DATA FOR THIS EXERCISE
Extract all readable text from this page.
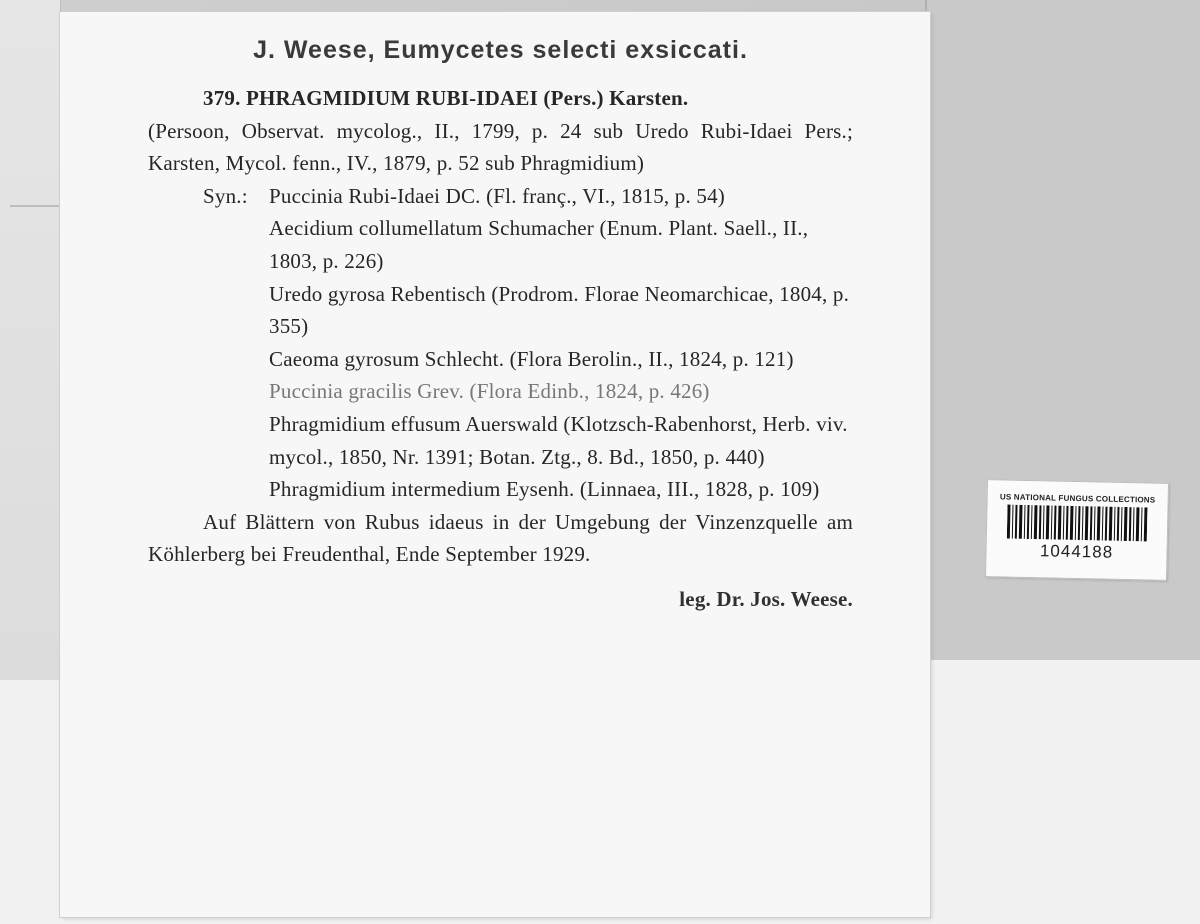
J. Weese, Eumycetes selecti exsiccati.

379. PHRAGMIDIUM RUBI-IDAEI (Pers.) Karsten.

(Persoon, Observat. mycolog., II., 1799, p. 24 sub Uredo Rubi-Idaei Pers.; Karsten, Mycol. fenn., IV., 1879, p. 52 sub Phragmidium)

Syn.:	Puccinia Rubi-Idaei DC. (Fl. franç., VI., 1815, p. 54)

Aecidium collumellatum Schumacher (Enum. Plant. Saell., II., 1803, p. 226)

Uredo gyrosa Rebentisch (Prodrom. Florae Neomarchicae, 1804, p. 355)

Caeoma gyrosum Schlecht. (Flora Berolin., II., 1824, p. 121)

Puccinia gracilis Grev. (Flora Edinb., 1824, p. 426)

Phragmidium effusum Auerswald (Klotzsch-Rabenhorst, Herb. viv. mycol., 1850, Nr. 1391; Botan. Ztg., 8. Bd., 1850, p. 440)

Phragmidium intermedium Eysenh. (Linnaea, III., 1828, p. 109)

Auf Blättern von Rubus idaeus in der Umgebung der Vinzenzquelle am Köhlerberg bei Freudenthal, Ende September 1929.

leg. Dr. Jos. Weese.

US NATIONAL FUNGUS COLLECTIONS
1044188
--
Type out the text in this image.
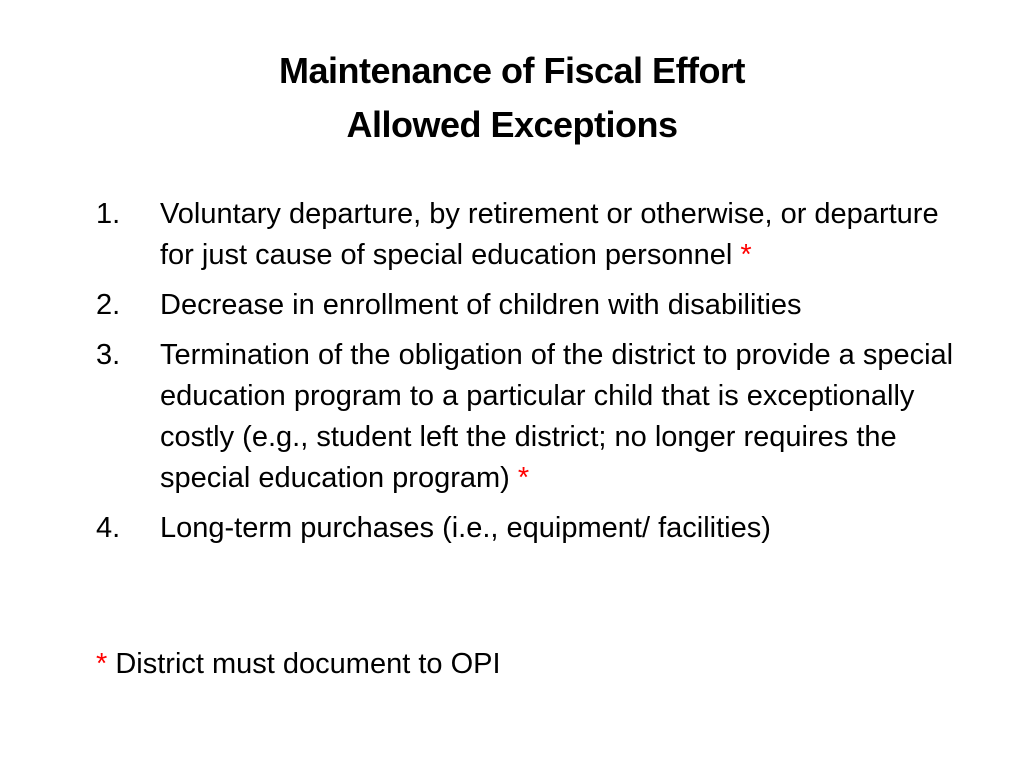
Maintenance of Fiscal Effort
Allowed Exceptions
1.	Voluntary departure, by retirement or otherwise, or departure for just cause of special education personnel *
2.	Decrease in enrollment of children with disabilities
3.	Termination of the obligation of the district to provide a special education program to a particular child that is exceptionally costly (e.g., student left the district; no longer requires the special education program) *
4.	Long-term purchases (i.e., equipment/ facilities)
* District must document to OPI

PROBLEM REQUIREMENTS
Copy out each line of the records that holds the string "Weese".

ANSWER FOR THIS EXERCISE
J. Weese, Eumycetes selecti exsiccati.
leg. Dr. Jos. Weese.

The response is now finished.